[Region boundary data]
--- START ---
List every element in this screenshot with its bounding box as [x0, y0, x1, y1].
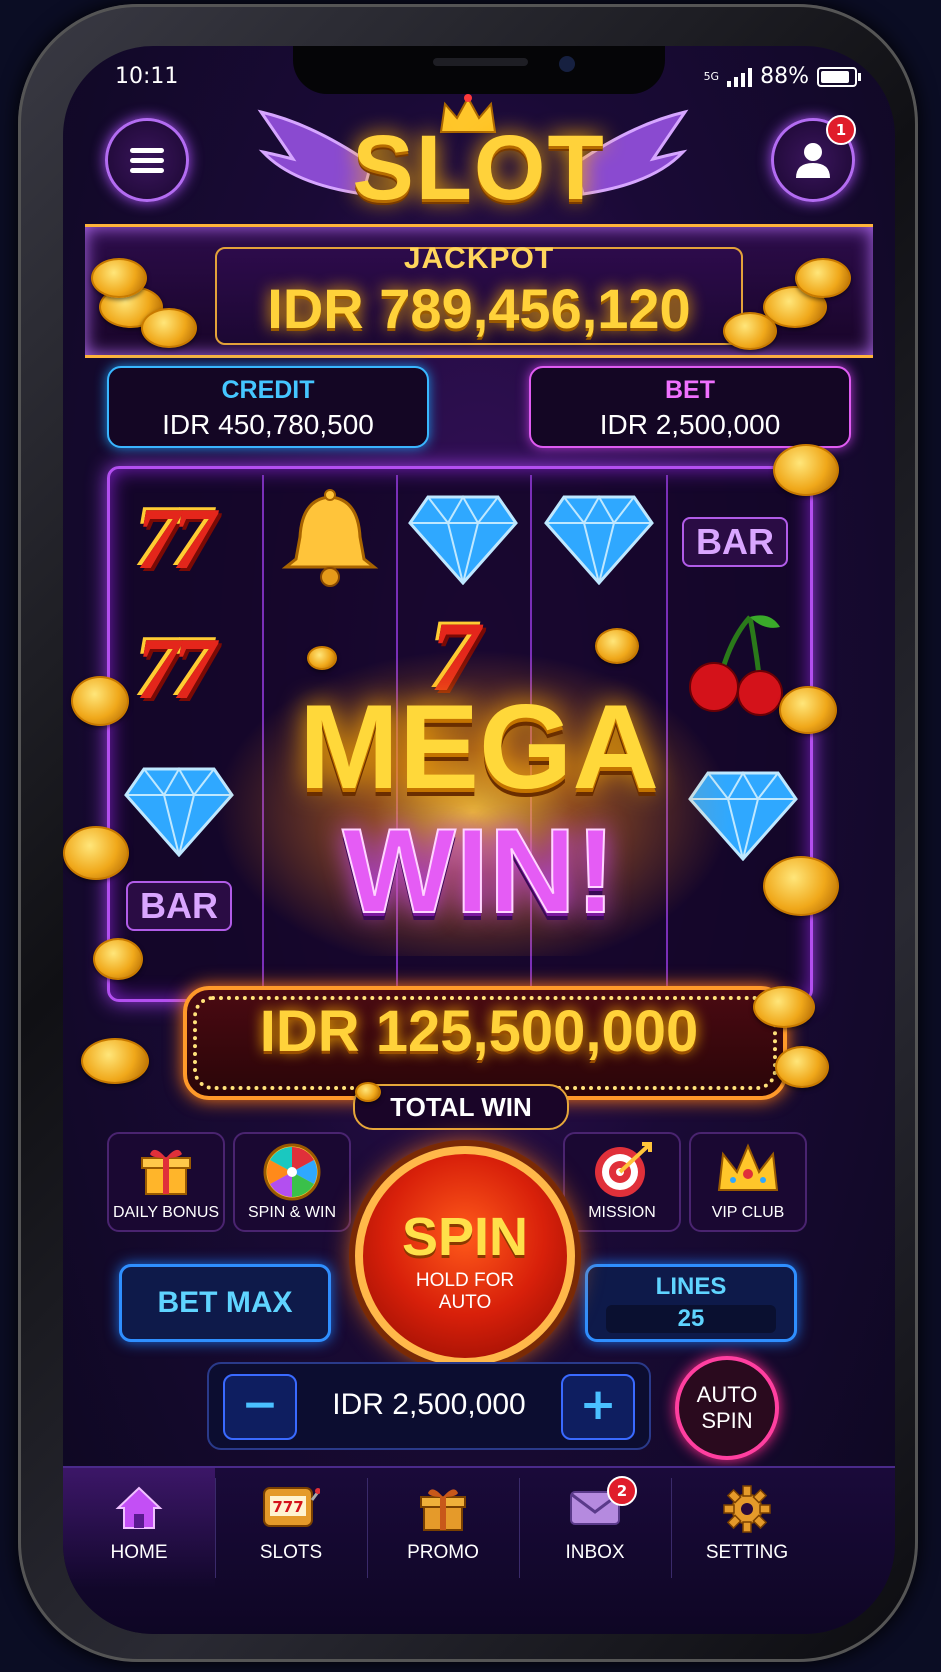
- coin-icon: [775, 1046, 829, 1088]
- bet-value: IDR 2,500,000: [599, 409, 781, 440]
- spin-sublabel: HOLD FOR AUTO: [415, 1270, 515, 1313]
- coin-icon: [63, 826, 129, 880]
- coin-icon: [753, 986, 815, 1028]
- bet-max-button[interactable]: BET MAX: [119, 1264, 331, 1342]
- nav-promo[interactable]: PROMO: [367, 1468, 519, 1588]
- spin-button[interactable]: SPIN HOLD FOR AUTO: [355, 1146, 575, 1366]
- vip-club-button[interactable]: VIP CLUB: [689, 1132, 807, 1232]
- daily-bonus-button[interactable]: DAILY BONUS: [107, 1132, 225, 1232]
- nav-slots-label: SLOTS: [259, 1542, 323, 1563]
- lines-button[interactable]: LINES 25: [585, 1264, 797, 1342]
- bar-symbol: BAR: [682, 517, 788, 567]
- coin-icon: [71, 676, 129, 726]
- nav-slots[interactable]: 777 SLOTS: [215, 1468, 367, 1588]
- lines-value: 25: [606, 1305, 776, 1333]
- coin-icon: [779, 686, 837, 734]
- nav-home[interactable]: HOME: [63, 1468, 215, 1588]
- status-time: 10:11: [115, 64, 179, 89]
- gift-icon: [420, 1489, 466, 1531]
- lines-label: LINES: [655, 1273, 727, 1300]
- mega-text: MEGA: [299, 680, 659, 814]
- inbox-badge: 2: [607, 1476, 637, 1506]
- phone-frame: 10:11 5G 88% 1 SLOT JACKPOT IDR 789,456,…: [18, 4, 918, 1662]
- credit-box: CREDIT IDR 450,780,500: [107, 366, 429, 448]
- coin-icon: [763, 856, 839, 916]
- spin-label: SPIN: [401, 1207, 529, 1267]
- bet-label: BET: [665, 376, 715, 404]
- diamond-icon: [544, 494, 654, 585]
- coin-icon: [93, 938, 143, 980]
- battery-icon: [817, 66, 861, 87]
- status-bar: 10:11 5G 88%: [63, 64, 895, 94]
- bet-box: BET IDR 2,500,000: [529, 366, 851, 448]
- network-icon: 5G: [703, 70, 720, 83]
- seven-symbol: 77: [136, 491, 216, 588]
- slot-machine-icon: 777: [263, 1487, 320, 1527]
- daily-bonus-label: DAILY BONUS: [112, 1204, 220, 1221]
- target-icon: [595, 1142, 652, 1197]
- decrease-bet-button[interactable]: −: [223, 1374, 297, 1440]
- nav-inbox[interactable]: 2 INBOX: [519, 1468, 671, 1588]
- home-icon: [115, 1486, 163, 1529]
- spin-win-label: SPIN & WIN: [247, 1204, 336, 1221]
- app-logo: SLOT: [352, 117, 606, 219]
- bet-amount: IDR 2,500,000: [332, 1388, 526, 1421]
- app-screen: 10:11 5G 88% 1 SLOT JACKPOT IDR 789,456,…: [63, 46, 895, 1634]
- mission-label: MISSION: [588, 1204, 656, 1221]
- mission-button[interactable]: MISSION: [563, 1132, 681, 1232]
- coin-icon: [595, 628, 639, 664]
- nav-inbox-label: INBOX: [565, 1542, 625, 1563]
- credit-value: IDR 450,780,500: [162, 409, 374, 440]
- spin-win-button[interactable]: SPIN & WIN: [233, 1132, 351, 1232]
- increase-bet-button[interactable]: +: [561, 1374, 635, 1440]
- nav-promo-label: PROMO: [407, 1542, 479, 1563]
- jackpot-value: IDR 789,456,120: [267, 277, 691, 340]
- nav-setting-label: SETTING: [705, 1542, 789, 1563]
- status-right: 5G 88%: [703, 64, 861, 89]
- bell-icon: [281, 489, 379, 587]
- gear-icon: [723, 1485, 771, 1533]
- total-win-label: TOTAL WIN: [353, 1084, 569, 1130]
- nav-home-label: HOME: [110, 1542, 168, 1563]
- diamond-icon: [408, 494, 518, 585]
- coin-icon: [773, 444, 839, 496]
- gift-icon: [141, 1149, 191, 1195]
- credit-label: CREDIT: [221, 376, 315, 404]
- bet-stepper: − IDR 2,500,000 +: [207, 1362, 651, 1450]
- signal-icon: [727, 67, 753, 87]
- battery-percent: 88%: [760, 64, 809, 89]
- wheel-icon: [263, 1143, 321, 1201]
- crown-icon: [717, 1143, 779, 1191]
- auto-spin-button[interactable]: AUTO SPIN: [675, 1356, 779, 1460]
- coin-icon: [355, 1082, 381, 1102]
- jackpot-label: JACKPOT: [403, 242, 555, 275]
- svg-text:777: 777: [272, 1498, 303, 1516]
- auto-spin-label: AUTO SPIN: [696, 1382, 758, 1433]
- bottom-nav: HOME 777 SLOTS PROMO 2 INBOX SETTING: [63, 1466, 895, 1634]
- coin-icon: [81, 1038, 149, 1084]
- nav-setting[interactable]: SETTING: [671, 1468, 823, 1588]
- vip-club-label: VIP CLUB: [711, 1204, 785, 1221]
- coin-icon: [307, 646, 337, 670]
--- END ---
Prompt. Quote all of the rows above word for word, omitting the picture.

The response.
List every element in this screenshot with its bounding box as [x0, y0, x1, y1].
- coin-icon: [775, 1046, 829, 1088]
- bet-value: IDR 2,500,000: [599, 409, 781, 440]
- spin-sublabel: HOLD FOR AUTO: [415, 1270, 515, 1313]
- coin-icon: [63, 826, 129, 880]
- coin-icon: [753, 986, 815, 1028]
- bet-max-button[interactable]: BET MAX: [119, 1264, 331, 1342]
- nav-promo[interactable]: PROMO: [367, 1468, 519, 1588]
- spin-button[interactable]: SPIN HOLD FOR AUTO: [355, 1146, 575, 1366]
- vip-club-button[interactable]: VIP CLUB: [689, 1132, 807, 1232]
- daily-bonus-button[interactable]: DAILY BONUS: [107, 1132, 225, 1232]
- nav-slots-label: SLOTS: [259, 1542, 323, 1563]
- lines-button[interactable]: LINES 25: [585, 1264, 797, 1342]
- bar-symbol: BAR: [682, 517, 788, 567]
- coin-icon: [71, 676, 129, 726]
- nav-slots[interactable]: 777 SLOTS: [215, 1468, 367, 1588]
- lines-value: 25: [606, 1305, 776, 1333]
- coin-icon: [779, 686, 837, 734]
- nav-home[interactable]: HOME: [63, 1468, 215, 1588]
- status-time: 10:11: [115, 64, 179, 89]
- gift-icon: [420, 1489, 466, 1531]
- lines-label: LINES: [655, 1273, 727, 1300]
- mega-text: MEGA: [299, 680, 659, 814]
- inbox-badge: 2: [607, 1476, 637, 1506]
- phone-frame: 10:11 5G 88% 1 SLOT JACKPOT IDR 789,456,…: [18, 4, 918, 1662]
- credit-box: CREDIT IDR 450,780,500: [107, 366, 429, 448]
- coin-icon: [763, 856, 839, 916]
- spin-label: SPIN: [401, 1207, 529, 1267]
- bet-label: BET: [665, 376, 715, 404]
- diamond-icon: [544, 494, 654, 585]
- coin-icon: [93, 938, 143, 980]
- battery-icon: [817, 66, 861, 87]
- status-bar: 10:11 5G 88%: [63, 64, 895, 94]
- bet-box: BET IDR 2,500,000: [529, 366, 851, 448]
- network-icon: 5G: [703, 70, 720, 83]
- seven-symbol: 77: [136, 491, 216, 588]
- slot-machine-icon: 777: [263, 1487, 320, 1527]
- daily-bonus-label: DAILY BONUS: [112, 1204, 220, 1221]
- target-icon: [595, 1142, 652, 1197]
- decrease-bet-button[interactable]: −: [223, 1374, 297, 1440]
- nav-inbox[interactable]: 2 INBOX: [519, 1468, 671, 1588]
- home-icon: [115, 1486, 163, 1529]
- spin-win-label: SPIN & WIN: [247, 1204, 336, 1221]
- app-logo: SLOT: [352, 117, 606, 219]
- bet-amount: IDR 2,500,000: [332, 1388, 526, 1421]
- app-screen: 10:11 5G 88% 1 SLOT JACKPOT IDR 789,456,…: [63, 46, 895, 1634]
- mission-label: MISSION: [588, 1204, 656, 1221]
- mission-button[interactable]: MISSION: [563, 1132, 681, 1232]
- coin-icon: [595, 628, 639, 664]
- nav-inbox-label: INBOX: [565, 1542, 625, 1563]
- credit-value: IDR 450,780,500: [162, 409, 374, 440]
- spin-win-button[interactable]: SPIN & WIN: [233, 1132, 351, 1232]
- increase-bet-button[interactable]: +: [561, 1374, 635, 1440]
- nav-promo-label: PROMO: [407, 1542, 479, 1563]
- jackpot-value: IDR 789,456,120: [267, 277, 691, 340]
- nav-setting-label: SETTING: [705, 1542, 789, 1563]
- status-right: 5G 88%: [703, 64, 861, 89]
- bell-icon: [281, 489, 379, 587]
- gear-icon: [723, 1485, 771, 1533]
- total-win-label: TOTAL WIN: [353, 1084, 569, 1130]
- nav-home-label: HOME: [110, 1542, 168, 1563]
- diamond-icon: [408, 494, 518, 585]
- coin-icon: [773, 444, 839, 496]
- gift-icon: [141, 1149, 191, 1195]
- credit-label: CREDIT: [221, 376, 315, 404]
- bet-stepper: − IDR 2,500,000 +: [207, 1362, 651, 1450]
- signal-icon: [727, 67, 753, 87]
- battery-percent: 88%: [760, 64, 809, 89]
- wheel-icon: [263, 1143, 321, 1201]
- crown-icon: [717, 1143, 779, 1191]
- auto-spin-button[interactable]: AUTO SPIN: [675, 1356, 779, 1460]
- coin-icon: [355, 1082, 381, 1102]
- jackpot-label: JACKPOT: [403, 242, 555, 275]
- svg-text:777: 777: [272, 1498, 303, 1516]
- auto-spin-label: AUTO SPIN: [696, 1382, 758, 1433]
- bottom-nav: HOME 777 SLOTS PROMO 2 INBOX SETTING: [63, 1466, 895, 1634]
- coin-icon: [81, 1038, 149, 1084]
- nav-setting[interactable]: SETTING: [671, 1468, 823, 1588]
- vip-club-label: VIP CLUB: [711, 1204, 785, 1221]
- coin-icon: [307, 646, 337, 670]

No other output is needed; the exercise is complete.